Set exercise =>
Retype the records below exactly as they appear.

begin Material provided

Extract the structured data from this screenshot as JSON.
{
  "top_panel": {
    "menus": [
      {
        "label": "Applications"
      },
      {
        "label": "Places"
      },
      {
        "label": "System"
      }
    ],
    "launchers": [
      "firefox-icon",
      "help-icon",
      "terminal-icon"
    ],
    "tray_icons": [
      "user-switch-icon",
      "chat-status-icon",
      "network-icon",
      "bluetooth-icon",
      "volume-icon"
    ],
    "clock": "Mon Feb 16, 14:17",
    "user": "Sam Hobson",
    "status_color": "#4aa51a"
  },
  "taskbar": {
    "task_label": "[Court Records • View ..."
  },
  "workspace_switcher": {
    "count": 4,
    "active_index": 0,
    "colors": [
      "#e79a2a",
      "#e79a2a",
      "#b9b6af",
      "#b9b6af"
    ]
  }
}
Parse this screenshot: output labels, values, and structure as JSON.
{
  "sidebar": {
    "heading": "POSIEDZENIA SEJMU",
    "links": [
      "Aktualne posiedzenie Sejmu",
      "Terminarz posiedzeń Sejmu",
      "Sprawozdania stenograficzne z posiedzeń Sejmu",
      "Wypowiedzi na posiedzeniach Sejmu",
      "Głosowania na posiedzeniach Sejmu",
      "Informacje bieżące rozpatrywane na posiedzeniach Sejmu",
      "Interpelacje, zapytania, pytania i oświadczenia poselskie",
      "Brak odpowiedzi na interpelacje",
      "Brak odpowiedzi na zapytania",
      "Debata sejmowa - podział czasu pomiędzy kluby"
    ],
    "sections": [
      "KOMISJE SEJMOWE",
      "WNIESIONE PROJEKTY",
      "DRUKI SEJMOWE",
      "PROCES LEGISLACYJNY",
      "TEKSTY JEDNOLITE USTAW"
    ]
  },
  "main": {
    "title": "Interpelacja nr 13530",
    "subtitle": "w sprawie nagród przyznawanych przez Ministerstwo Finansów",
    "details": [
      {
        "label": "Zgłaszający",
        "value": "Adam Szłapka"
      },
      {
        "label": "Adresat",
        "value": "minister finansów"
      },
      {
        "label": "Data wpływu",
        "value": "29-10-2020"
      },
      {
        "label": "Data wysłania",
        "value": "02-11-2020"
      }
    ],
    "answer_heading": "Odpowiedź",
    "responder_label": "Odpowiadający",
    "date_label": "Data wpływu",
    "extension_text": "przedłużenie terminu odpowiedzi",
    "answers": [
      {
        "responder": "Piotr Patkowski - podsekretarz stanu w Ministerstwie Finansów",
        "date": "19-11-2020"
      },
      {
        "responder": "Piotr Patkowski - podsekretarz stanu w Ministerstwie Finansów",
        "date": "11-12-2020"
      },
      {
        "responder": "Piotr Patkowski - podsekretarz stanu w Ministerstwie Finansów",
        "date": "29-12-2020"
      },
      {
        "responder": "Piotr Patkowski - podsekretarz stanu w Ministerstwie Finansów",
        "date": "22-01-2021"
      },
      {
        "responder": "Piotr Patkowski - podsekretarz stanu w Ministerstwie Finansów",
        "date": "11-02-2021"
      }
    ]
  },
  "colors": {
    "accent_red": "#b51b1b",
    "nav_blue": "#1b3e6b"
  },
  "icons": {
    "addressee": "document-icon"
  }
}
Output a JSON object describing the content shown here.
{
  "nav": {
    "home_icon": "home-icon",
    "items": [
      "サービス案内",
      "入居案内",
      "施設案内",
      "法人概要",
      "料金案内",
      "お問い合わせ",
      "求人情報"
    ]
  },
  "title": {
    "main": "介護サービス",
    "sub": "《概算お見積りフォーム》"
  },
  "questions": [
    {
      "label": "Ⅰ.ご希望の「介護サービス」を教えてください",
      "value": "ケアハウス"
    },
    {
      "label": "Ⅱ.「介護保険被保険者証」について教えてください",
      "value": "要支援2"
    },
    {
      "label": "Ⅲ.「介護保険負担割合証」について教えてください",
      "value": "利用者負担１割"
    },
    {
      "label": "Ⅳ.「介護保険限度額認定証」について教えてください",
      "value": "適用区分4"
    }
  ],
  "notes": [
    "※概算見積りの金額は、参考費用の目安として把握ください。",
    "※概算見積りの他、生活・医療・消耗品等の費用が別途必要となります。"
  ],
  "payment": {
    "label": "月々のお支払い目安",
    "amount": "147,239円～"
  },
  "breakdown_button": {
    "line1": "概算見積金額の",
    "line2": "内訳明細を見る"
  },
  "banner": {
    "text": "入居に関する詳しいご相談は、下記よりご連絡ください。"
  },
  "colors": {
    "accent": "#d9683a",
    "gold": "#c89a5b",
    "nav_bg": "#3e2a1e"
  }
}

end Material provided

Complete output =>
Extract the structured data from this screenshot as JSON.
{
  "top_panel": {
    "menus": [
      {
        "label": "Applications"
      },
      {
        "label": "Places"
      },
      {
        "label": "System"
      }
    ],
    "launchers": [
      "firefox-icon",
      "help-icon",
      "terminal-icon"
    ],
    "tray_icons": [
      "user-switch-icon",
      "chat-status-icon",
      "network-icon",
      "bluetooth-icon",
      "volume-icon"
    ],
    "clock": "Mon Feb 16, 14:17",
    "user": "Sam Hobson",
    "status_color": "#4aa51a"
  },
  "taskbar": {
    "task_label": "[Court Records • View ..."
  },
  "workspace_switcher": {
    "count": 4,
    "active_index": 0,
    "colors": [
      "#e79a2a",
      "#e79a2a",
      "#b9b6af",
      "#b9b6af"
    ]
  }
}
Parse this screenshot: output labels, values, and structure as JSON.
{
  "sidebar": {
    "heading": "POSIEDZENIA SEJMU",
    "links": [
      "Aktualne posiedzenie Sejmu",
      "Terminarz posiedzeń Sejmu",
      "Sprawozdania stenograficzne z posiedzeń Sejmu",
      "Wypowiedzi na posiedzeniach Sejmu",
      "Głosowania na posiedzeniach Sejmu",
      "Informacje bieżące rozpatrywane na posiedzeniach Sejmu",
      "Interpelacje, zapytania, pytania i oświadczenia poselskie",
      "Brak odpowiedzi na interpelacje",
      "Brak odpowiedzi na zapytania",
      "Debata sejmowa - podział czasu pomiędzy kluby"
    ],
    "sections": [
      "KOMISJE SEJMOWE",
      "WNIESIONE PROJEKTY",
      "DRUKI SEJMOWE",
      "PROCES LEGISLACYJNY",
      "TEKSTY JEDNOLITE USTAW"
    ]
  },
  "main": {
    "title": "Interpelacja nr 13530",
    "subtitle": "w sprawie nagród przyznawanych przez Ministerstwo Finansów",
    "details": [
      {
        "label": "Zgłaszający",
        "value": "Adam Szłapka"
      },
      {
        "label": "Adresat",
        "value": "minister finansów"
      },
      {
        "label": "Data wpływu",
        "value": "29-10-2020"
      },
      {
        "label": "Data wysłania",
        "value": "02-11-2020"
      }
    ],
    "answer_heading": "Odpowiedź",
    "responder_label": "Odpowiadający",
    "date_label": "Data wpływu",
    "extension_text": "przedłużenie terminu odpowiedzi",
    "answers": [
      {
        "responder": "Piotr Patkowski - podsekretarz stanu w Ministerstwie Finansów",
        "date": "19-11-2020"
      },
      {
        "responder": "Piotr Patkowski - podsekretarz stanu w Ministerstwie Finansów",
        "date": "11-12-2020"
      },
      {
        "responder": "Piotr Patkowski - podsekretarz stanu w Ministerstwie Finansów",
        "date": "29-12-2020"
      },
      {
        "responder": "Piotr Patkowski - podsekretarz stanu w Ministerstwie Finansów",
        "date": "22-01-2021"
      },
      {
        "responder": "Piotr Patkowski - podsekretarz stanu w Ministerstwie Finansów",
        "date": "11-02-2021"
      }
    ]
  },
  "colors": {
    "accent_red": "#b51b1b",
    "nav_blue": "#1b3e6b"
  },
  "icons": {
    "addressee": "document-icon"
  }
}
Output a JSON object describing the content shown here.
{
  "nav": {
    "home_icon": "home-icon",
    "items": [
      "サービス案内",
      "入居案内",
      "施設案内",
      "法人概要",
      "料金案内",
      "お問い合わせ",
      "求人情報"
    ]
  },
  "title": {
    "main": "介護サービス",
    "sub": "《概算お見積りフォーム》"
  },
  "questions": [
    {
      "label": "Ⅰ.ご希望の「介護サービス」を教えてください",
      "value": "ケアハウス"
    },
    {
      "label": "Ⅱ.「介護保険被保険者証」について教えてください",
      "value": "要支援2"
    },
    {
      "label": "Ⅲ.「介護保険負担割合証」について教えてください",
      "value": "利用者負担１割"
    },
    {
      "label": "Ⅳ.「介護保険限度額認定証」について教えてください",
      "value": "適用区分4"
    }
  ],
  "notes": [
    "※概算見積りの金額は、参考費用の目安として把握ください。",
    "※概算見積りの他、生活・医療・消耗品等の費用が別途必要となります。"
  ],
  "payment": {
    "label": "月々のお支払い目安",
    "amount": "147,239円～"
  },
  "breakdown_button": {
    "line1": "概算見積金額の",
    "line2": "内訳明細を見る"
  },
  "banner": {
    "text": "入居に関する詳しいご相談は、下記よりご連絡ください。"
  },
  "colors": {
    "accent": "#d9683a",
    "gold": "#c89a5b",
    "nav_bg": "#3e2a1e"
  }
}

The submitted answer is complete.